-- BEGIN GIVEN INFORMATION --

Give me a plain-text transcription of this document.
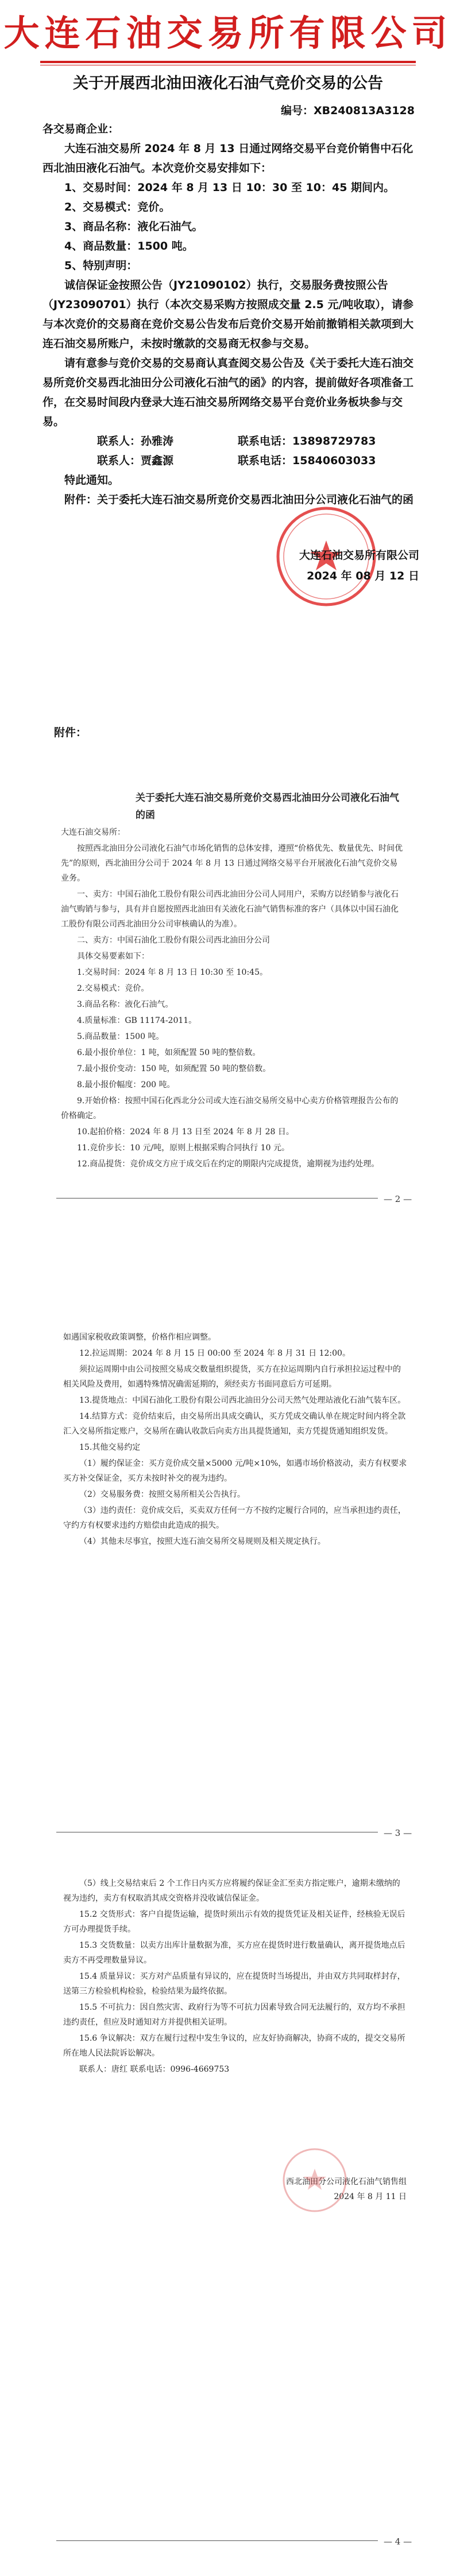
大连石油交易所有限公司
关于开展西北油田液化石油气竞价交易的公告
编号：XB240813A3128

各交易商企业：

大连石油交易所 2024 年 8 月 13 日通过网络交易平台竞价销售中石化西北油田液化石油气。本次竞价交易安排如下：

1、交易时间：2024 年 8 月 13 日 10：30 至 10：45 期间内。

2、交易模式：竞价。

3、商品名称：液化石油气。

4、商品数量：1500 吨。

5、特别声明：

诚信保证金按照公告（JY21090102）执行，交易服务费按照公告（JY23090701）执行（本次交易采购方按照成交量 2.5 元/吨收取），请参与本次竞价的交易商在竞价交易公告发布后竞价交易开始前撤销相关款项到大连石油交易所账户，未按时缴款的交易商无权参与交易。

请有意参与竞价交易的交易商认真查阅交易公告及《关于委托大连石油交易所竞价交易西北油田分公司液化石油气的函》的内容，提前做好各项准备工作，在交易时间段内登录大连石油交易所网络交易平台竞价业务板块参与交易。

联系人：孙雅涛	联系电话：13898729783

联系人：贾鑫源	联系电话：15840603033

特此通知。

附件：关于委托大连石油交易所竞价交易西北油田分公司液化石油气的函

大连石油交易所有限公司
2024 年 08 月 12 日
附件：

关于委托大连石油交易所竞价交易西北油田分公司液化石油气的函

大连石油交易所：

按照西北油田分公司液化石油气市场化销售的总体安排，遵照“价格优先、数量优先、时间优先”的原则，西北油田分公司于 2024 年 8 月 13 日通过网络交易平台开展液化石油气竞价交易业务。

一、卖方：中国石油化工股份有限公司西北油田分公司人同用户，采购方以经销参与液化石油气购销与参与，具有并自愿按照西北油田有关液化石油气销售标准的客户（具体以中国石油化工股份有限公司西北油田分公司审核确认的为准）。

二、卖方：中国石油化工股份有限公司西北油田分公司

具体交易要素如下：

1.交易时间：2024 年 8 月 13 日 10:30 至 10:45。

2.交易模式：竞价。

3.商品名称：液化石油气。

4.质量标准：GB 11174-2011。

5.商品数量：1500 吨。

6.最小报价单位：1 吨，如须配置 50 吨的整倍数。

7.最小报价变动：150 吨，如须配置 50 吨的整倍数。

8.最小报价幅度：200 吨。

9.开始价格：按照中国石化西北分公司或大连石油交易所交易中心卖方价格管理报告公布的价格确定。

10.起拍价格：2024 年 8 月 13 日至 2024 年 8 月 28 日。

11.竞价步长：10 元/吨，原则上根据采购合同执行 10 元。

12.商品提货：竞价成交方应于成交后在约定的期限内完成提货，逾期视为违约处理。

— 2 —

如遇国家税收政策调整，价格作相应调整。

12.拉运周期：2024 年 8 月 15 日 00:00 至 2024 年 8 月 31 日 12:00。

须拉运周期中由公司按照交易成交数量组织提货，买方在拉运周期内自行承担拉运过程中的相关风险及费用，如遇特殊情况确需延期的，须经卖方书面同意后方可延期。

13.提货地点：中国石油化工股份有限公司西北油田分公司天然气处理站液化石油气装车区。

14.结算方式：竞价结束后，由交易所出具成交确认，买方凭成交确认单在规定时间内将全款汇入交易所指定账户，交易所在确认收款后向卖方出具提货通知，卖方凭提货通知组织发货。

15.其他交易约定

（1）履约保证金：买方竞价成交量×5000 元/吨×10%，如遇市场价格波动，卖方有权要求买方补交保证金，买方未按时补交的视为违约。

（2）交易服务费：按照交易所相关公告执行。

（3）违约责任：竞价成交后，买卖双方任何一方不按约定履行合同的，应当承担违约责任，守约方有权要求违约方赔偿由此造成的损失。

（4）其他未尽事宜，按照大连石油交易所交易规则及相关规定执行。

— 3 —

（5）线上交易结束后 2 个工作日内买方应将履约保证金汇至卖方指定账户，逾期未缴纳的视为违约，卖方有权取消其成交资格并没收诚信保证金。

15.2 交货形式：客户自提货运输，提货时须出示有效的提货凭证及相关证件，经核验无误后方可办理提货手续。

15.3 交货数量：以卖方出库计量数据为准，买方应在提货时进行数量确认，离开提货地点后卖方不再受理数量异议。

15.4 质量异议：买方对产品质量有异议的，应在提货时当场提出，并由双方共同取样封存，送第三方检验机构检验，检验结果为最终依据。

15.5 不可抗力：因自然灾害、政府行为等不可抗力因素导致合同无法履行的，双方均不承担违约责任，但应及时通知对方并提供相关证明。

15.6 争议解决：双方在履行过程中发生争议的，应友好协商解决，协商不成的，提交交易所所在地人民法院诉讼解决。

联系人：唐红 联系电话：0996-4669753

西北油田分公司液化石油气销售组
2024 年 8 月 11 日
— 4 —
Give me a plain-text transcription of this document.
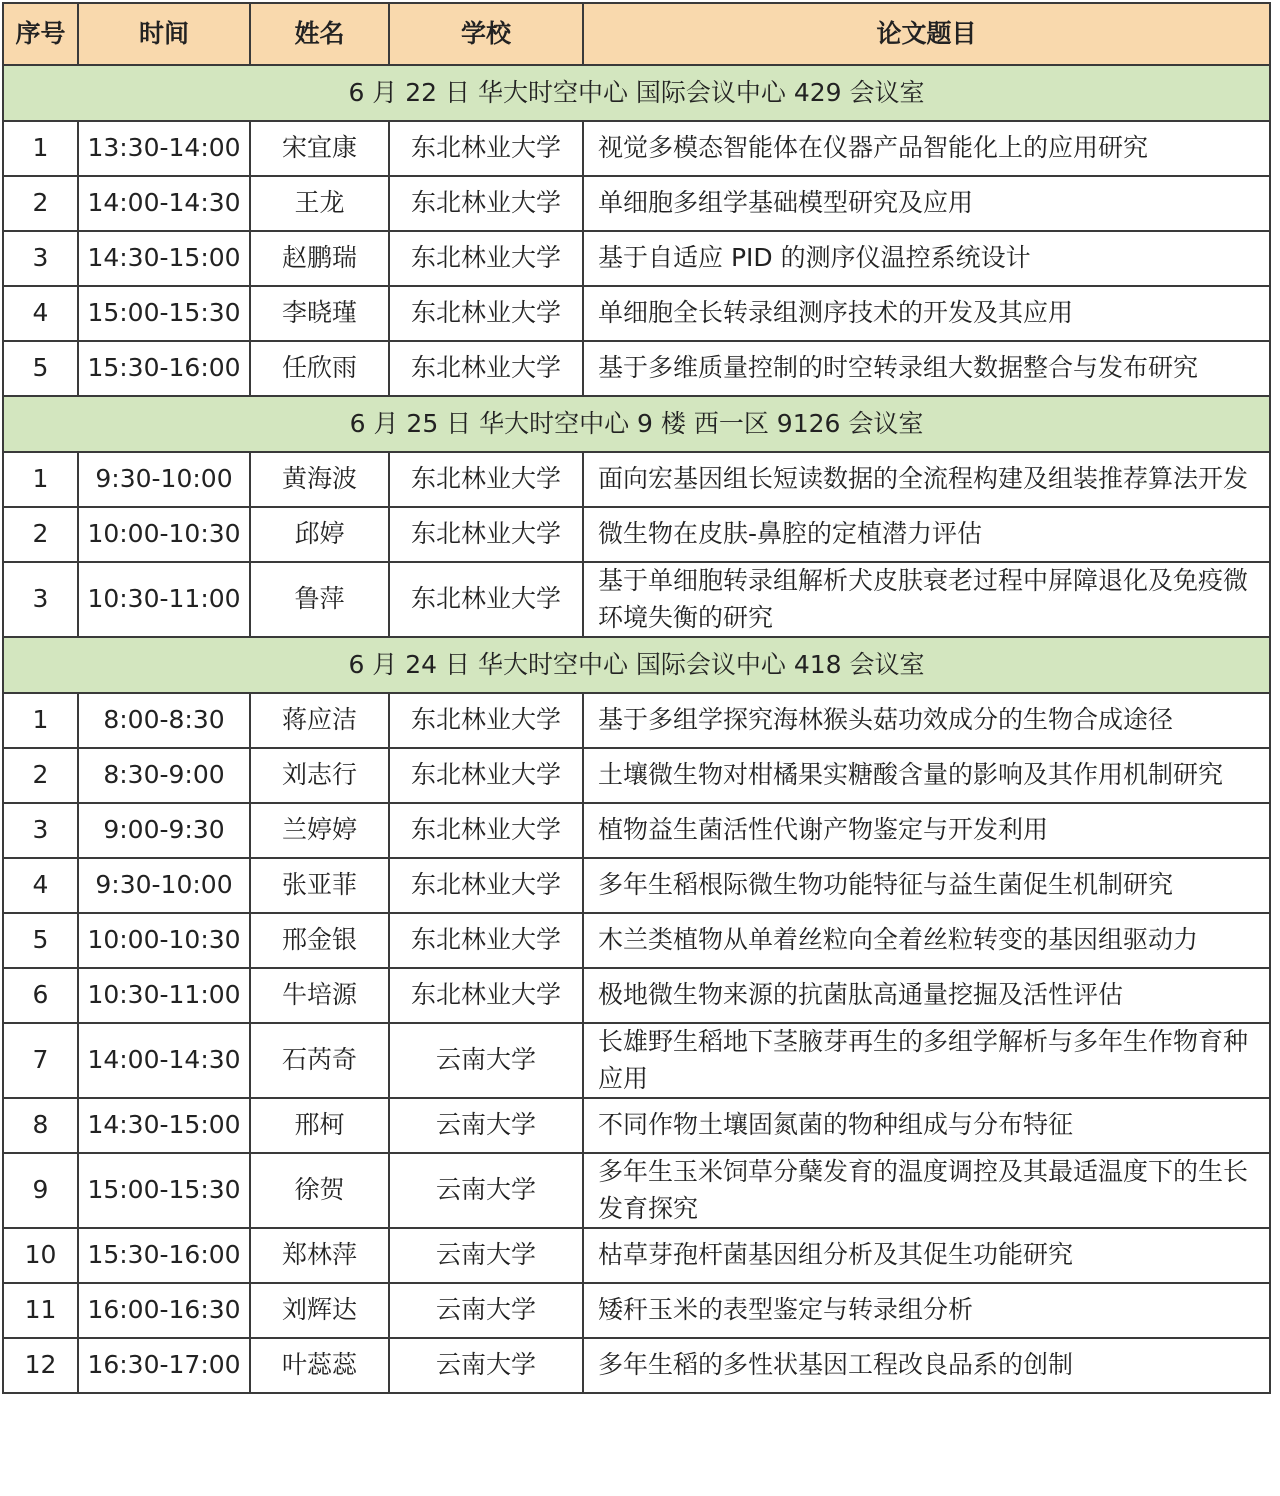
序号	时间	姓名	学校	论文题目
6 月 22 日 华大时空中心 国际会议中心 429 会议室				
1	13:30-14:00	宋宜康	东北林业大学	视觉多模态智能体在仪器产品智能化上的应用研究
2	14:00-14:30	王龙	东北林业大学	单细胞多组学基础模型研究及应用
3	14:30-15:00	赵鹏瑞	东北林业大学	基于自适应 PID 的测序仪温控系统设计
4	15:00-15:30	李晓瑾	东北林业大学	单细胞全长转录组测序技术的开发及其应用
5	15:30-16:00	任欣雨	东北林业大学	基于多维质量控制的时空转录组大数据整合与发布研究
6 月 25 日 华大时空中心 9 楼 西一区 9126 会议室				
1	9:30-10:00	黄海波	东北林业大学	面向宏基因组长短读数据的全流程构建及组装推荐算法开发
2	10:00-10:30	邱婷	东北林业大学	微生物在皮肤-鼻腔的定植潜力评估
3	10:30-11:00	鲁萍	东北林业大学	基于单细胞转录组解析犬皮肤衰老过程中屏障退化及免疫微环境失衡的研究
6 月 24 日 华大时空中心 国际会议中心 418 会议室				
1	8:00-8:30	蒋应洁	东北林业大学	基于多组学探究海林猴头菇功效成分的生物合成途径
2	8:30-9:00	刘志行	东北林业大学	土壤微生物对柑橘果实糖酸含量的影响及其作用机制研究
3	9:00-9:30	兰婷婷	东北林业大学	植物益生菌活性代谢产物鉴定与开发利用
4	9:30-10:00	张亚菲	东北林业大学	多年生稻根际微生物功能特征与益生菌促生机制研究
5	10:00-10:30	邢金银	东北林业大学	木兰类植物从单着丝粒向全着丝粒转变的基因组驱动力
6	10:30-11:00	牛培源	东北林业大学	极地微生物来源的抗菌肽高通量挖掘及活性评估
7	14:00-14:30	石芮奇	云南大学	长雄野生稻地下茎腋芽再生的多组学解析与多年生作物育种应用
8	14:30-15:00	邢柯	云南大学	不同作物土壤固氮菌的物种组成与分布特征
9	15:00-15:30	徐贺	云南大学	多年生玉米饲草分蘖发育的温度调控及其最适温度下的生长发育探究
10	15:30-16:00	郑林萍	云南大学	枯草芽孢杆菌基因组分析及其促生功能研究
11	16:00-16:30	刘辉达	云南大学	矮秆玉米的表型鉴定与转录组分析
12	16:30-17:00	叶蕊蕊	云南大学	多年生稻的多性状基因工程改良品系的创制
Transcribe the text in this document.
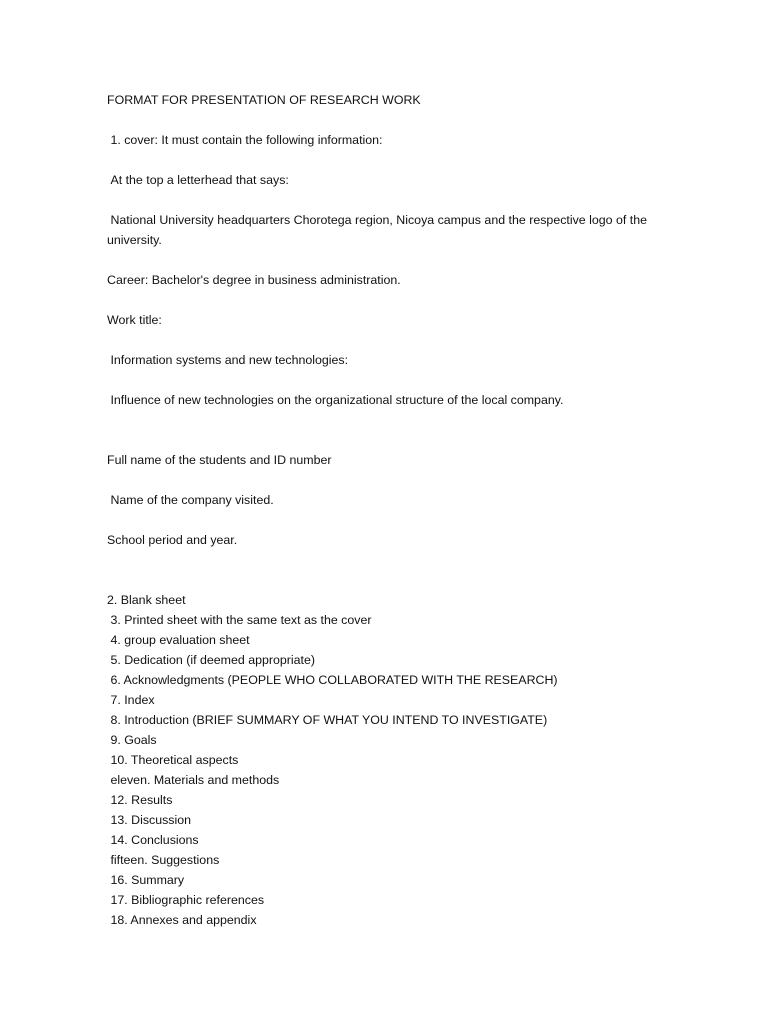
FORMAT FOR PRESENTATION OF RESEARCH WORK

1. cover: It must contain the following information:

At the top a letterhead that says:

National University headquarters Chorotega region, Nicoya campus and the respective logo of the university.

Career: Bachelor's degree in business administration.

Work title:

Information systems and new technologies:

Influence of new technologies on the organizational structure of the local company.

Full name of the students and ID number

Name of the company visited.

School period and year.

2. Blank sheet

3. Printed sheet with the same text as the cover

4. group evaluation sheet

5. Dedication (if deemed appropriate)

6. Acknowledgments (PEOPLE WHO COLLABORATED WITH THE RESEARCH)

7. Index

8. Introduction (BRIEF SUMMARY OF WHAT YOU INTEND TO INVESTIGATE)

9. Goals

10. Theoretical aspects

eleven. Materials and methods

12. Results

13. Discussion

14. Conclusions

fifteen. Suggestions

16. Summary

17. Bibliographic references

18. Annexes and appendix
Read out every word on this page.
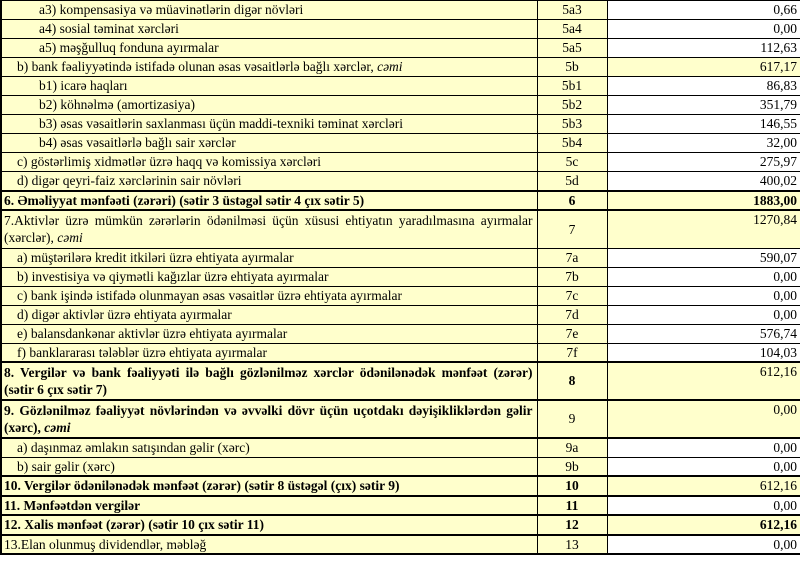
a3) kompensasiya və müavinətlərin digər növləri	5a3	0,66
a4) sosial təminat xərcləri	5a4	0,00
a5) məşğulluq fonduna ayırmalar	5a5	112,63
b) bank fəaliyyətində istifadə olunan əsas vəsaitlərlə bağlı xərclər, cəmi	5b	617,17
b1) icarə haqları	5b1	86,83
b2) köhnəlmə (amortizasiya)	5b2	351,79
b3) əsas vəsaitlərin saxlanması üçün maddi-texniki təminat xərcləri	5b3	146,55
b4) əsas vəsaitlərlə bağlı sair xərclər	5b4	32,00
c) göstərlimiş xidmətlər üzrə haqq və komissiya xərcləri	5c	275,97
d) digər qeyri-faiz xərclərinin sair növləri	5d	400,02
6. Əməliyyat mənfəəti (zərəri) (sətir 3 üstəgəl sətir 4 çıx sətir 5)	6	1883,00
7.Aktivlər üzrə mümkün zərərlərin ödənilməsi üçün xüsusi ehtiyatın yaradılmasına ayırmalar (xərclər), cəmi	7	1270,84
a) müştərilərə kredit itkiləri üzrə ehtiyata ayırmalar	7a	590,07
b) investisiya və qiymətli kağızlar üzrə ehtiyata ayırmalar	7b	0,00
c) bank işində istifadə olunmayan əsas vəsaitlər üzrə ehtiyata ayırmalar	7c	0,00
d) digər aktivlər üzrə ehtiyata ayırmalar	7d	0,00
e) balansdankənar aktivlər üzrə ehtiyata ayırmalar	7e	576,74
f) banklararası tələblər üzrə ehtiyata ayırmalar	7f	104,03
8. Vergilər və bank fəaliyyəti ilə bağlı gözlənilməz xərclər ödənilənədək mənfəət (zərər) (sətir 6 çıx sətir 7)	8	612,16
9. Gözlənilməz fəaliyyət növlərindən və əvvəlki dövr üçün uçotdakı dəyişikliklərdən gəlir (xərc), cəmi	9	0,00
a) daşınmaz əmlakın satışından gəlir (xərc)	9a	0,00
b) sair gəlir (xərc)	9b	0,00
10. Vergilər ödənilənədək mənfəət (zərər) (sətir 8 üstəgəl (çıx) sətir 9)	10	612,16
11. Mənfəətdən vergilər	11	0,00
12. Xalis mənfəət (zərər) (sətir 10 çıx sətir 11)	12	612,16
13.Elan olunmuş dividendlər, məbləğ	13	0,00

-- END GIVEN INFORMATION --

■ **PROBLEM STATEMENT**
Check each line of the records above for the word "əsas", then give the number of lines that have it, with no other words.

■ **EXPECTED ANSWER**
4